### What is being asked
Print every record exactly, omitting none.

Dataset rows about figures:
--------------------
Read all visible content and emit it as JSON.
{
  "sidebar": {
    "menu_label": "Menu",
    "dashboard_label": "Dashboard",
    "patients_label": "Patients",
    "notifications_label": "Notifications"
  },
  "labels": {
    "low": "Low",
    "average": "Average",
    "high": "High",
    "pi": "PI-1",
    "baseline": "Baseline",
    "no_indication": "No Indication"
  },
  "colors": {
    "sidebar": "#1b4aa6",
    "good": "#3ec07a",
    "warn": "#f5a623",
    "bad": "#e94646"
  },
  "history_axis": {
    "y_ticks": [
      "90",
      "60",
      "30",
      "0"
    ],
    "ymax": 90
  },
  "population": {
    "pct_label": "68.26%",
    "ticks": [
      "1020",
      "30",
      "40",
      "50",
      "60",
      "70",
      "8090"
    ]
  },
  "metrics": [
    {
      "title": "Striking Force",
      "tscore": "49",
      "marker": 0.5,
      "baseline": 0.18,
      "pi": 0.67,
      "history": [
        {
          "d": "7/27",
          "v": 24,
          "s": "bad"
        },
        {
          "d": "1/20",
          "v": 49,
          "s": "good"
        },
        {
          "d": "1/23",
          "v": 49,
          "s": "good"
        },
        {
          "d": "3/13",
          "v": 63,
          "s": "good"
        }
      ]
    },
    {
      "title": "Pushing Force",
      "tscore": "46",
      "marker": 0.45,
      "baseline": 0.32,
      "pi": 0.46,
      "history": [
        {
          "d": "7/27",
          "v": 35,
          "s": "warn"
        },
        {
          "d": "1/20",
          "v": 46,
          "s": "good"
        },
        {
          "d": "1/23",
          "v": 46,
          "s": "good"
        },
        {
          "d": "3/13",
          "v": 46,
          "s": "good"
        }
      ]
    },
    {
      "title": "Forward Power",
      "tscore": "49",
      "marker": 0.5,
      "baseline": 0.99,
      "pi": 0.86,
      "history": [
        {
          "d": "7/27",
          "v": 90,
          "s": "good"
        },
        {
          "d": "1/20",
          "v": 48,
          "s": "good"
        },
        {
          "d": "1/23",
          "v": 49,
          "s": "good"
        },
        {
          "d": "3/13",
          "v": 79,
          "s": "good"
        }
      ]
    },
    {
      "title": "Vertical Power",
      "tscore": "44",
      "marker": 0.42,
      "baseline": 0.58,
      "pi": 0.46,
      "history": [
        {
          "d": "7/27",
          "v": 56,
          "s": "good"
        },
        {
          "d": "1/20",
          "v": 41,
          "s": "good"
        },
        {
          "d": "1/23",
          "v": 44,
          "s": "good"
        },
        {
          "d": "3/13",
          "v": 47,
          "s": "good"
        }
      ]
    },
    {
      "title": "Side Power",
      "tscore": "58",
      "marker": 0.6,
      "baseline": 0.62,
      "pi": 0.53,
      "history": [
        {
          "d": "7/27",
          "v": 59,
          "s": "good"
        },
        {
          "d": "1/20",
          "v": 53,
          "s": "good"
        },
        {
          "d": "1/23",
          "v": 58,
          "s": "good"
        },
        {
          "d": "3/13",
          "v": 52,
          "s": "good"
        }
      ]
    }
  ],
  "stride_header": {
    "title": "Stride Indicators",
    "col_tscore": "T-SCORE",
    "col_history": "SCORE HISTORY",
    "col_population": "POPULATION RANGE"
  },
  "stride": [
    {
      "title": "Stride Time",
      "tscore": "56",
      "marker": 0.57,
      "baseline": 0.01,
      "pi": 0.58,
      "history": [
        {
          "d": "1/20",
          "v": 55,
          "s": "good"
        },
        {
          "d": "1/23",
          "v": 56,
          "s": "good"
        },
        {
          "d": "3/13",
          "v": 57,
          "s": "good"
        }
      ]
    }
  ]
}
--------------------
### Task solution
Read all visible content and emit it as JSON.
{
  "sidebar": {
    "menu_label": "Menu",
    "dashboard_label": "Dashboard",
    "patients_label": "Patients",
    "notifications_label": "Notifications"
  },
  "labels": {
    "low": "Low",
    "average": "Average",
    "high": "High",
    "pi": "PI-1",
    "baseline": "Baseline",
    "no_indication": "No Indication"
  },
  "colors": {
    "sidebar": "#1b4aa6",
    "good": "#3ec07a",
    "warn": "#f5a623",
    "bad": "#e94646"
  },
  "history_axis": {
    "y_ticks": [
      "90",
      "60",
      "30",
      "0"
    ],
    "ymax": 90
  },
  "population": {
    "pct_label": "68.26%",
    "ticks": [
      "1020",
      "30",
      "40",
      "50",
      "60",
      "70",
      "8090"
    ]
  },
  "metrics": [
    {
      "title": "Striking Force",
      "tscore": "49",
      "marker": 0.5,
      "baseline": 0.18,
      "pi": 0.67,
      "history": [
        {
          "d": "7/27",
          "v": 24,
          "s": "bad"
        },
        {
          "d": "1/20",
          "v": 49,
          "s": "good"
        },
        {
          "d": "1/23",
          "v": 49,
          "s": "good"
        },
        {
          "d": "3/13",
          "v": 63,
          "s": "good"
        }
      ]
    },
    {
      "title": "Pushing Force",
      "tscore": "46",
      "marker": 0.45,
      "baseline": 0.32,
      "pi": 0.46,
      "history": [
        {
          "d": "7/27",
          "v": 35,
          "s": "warn"
        },
        {
          "d": "1/20",
          "v": 46,
          "s": "good"
        },
        {
          "d": "1/23",
          "v": 46,
          "s": "good"
        },
        {
          "d": "3/13",
          "v": 46,
          "s": "good"
        }
      ]
    },
    {
      "title": "Forward Power",
      "tscore": "49",
      "marker": 0.5,
      "baseline": 0.99,
      "pi": 0.86,
      "history": [
        {
          "d": "7/27",
          "v": 90,
          "s": "good"
        },
        {
          "d": "1/20",
          "v": 48,
          "s": "good"
        },
        {
          "d": "1/23",
          "v": 49,
          "s": "good"
        },
        {
          "d": "3/13",
          "v": 79,
          "s": "good"
        }
      ]
    },
    {
      "title": "Vertical Power",
      "tscore": "44",
      "marker": 0.42,
      "baseline": 0.58,
      "pi": 0.46,
      "history": [
        {
          "d": "7/27",
          "v": 56,
          "s": "good"
        },
        {
          "d": "1/20",
          "v": 41,
          "s": "good"
        },
        {
          "d": "1/23",
          "v": 44,
          "s": "good"
        },
        {
          "d": "3/13",
          "v": 47,
          "s": "good"
        }
      ]
    },
    {
      "title": "Side Power",
      "tscore": "58",
      "marker": 0.6,
      "baseline": 0.62,
      "pi": 0.53,
      "history": [
        {
          "d": "7/27",
          "v": 59,
          "s": "good"
        },
        {
          "d": "1/20",
          "v": 53,
          "s": "good"
        },
        {
          "d": "1/23",
          "v": 58,
          "s": "good"
        },
        {
          "d": "3/13",
          "v": 52,
          "s": "good"
        }
      ]
    }
  ],
  "stride_header": {
    "title": "Stride Indicators",
    "col_tscore": "T-SCORE",
    "col_history": "SCORE HISTORY",
    "col_population": "POPULATION RANGE"
  },
  "stride": [
    {
      "title": "Stride Time",
      "tscore": "56",
      "marker": 0.57,
      "baseline": 0.01,
      "pi": 0.58,
      "history": [
        {
          "d": "1/20",
          "v": 55,
          "s": "good"
        },
        {
          "d": "1/23",
          "v": 56,
          "s": "good"
        },
        {
          "d": "3/13",
          "v": 57,
          "s": "good"
        }
      ]
    }
  ]
}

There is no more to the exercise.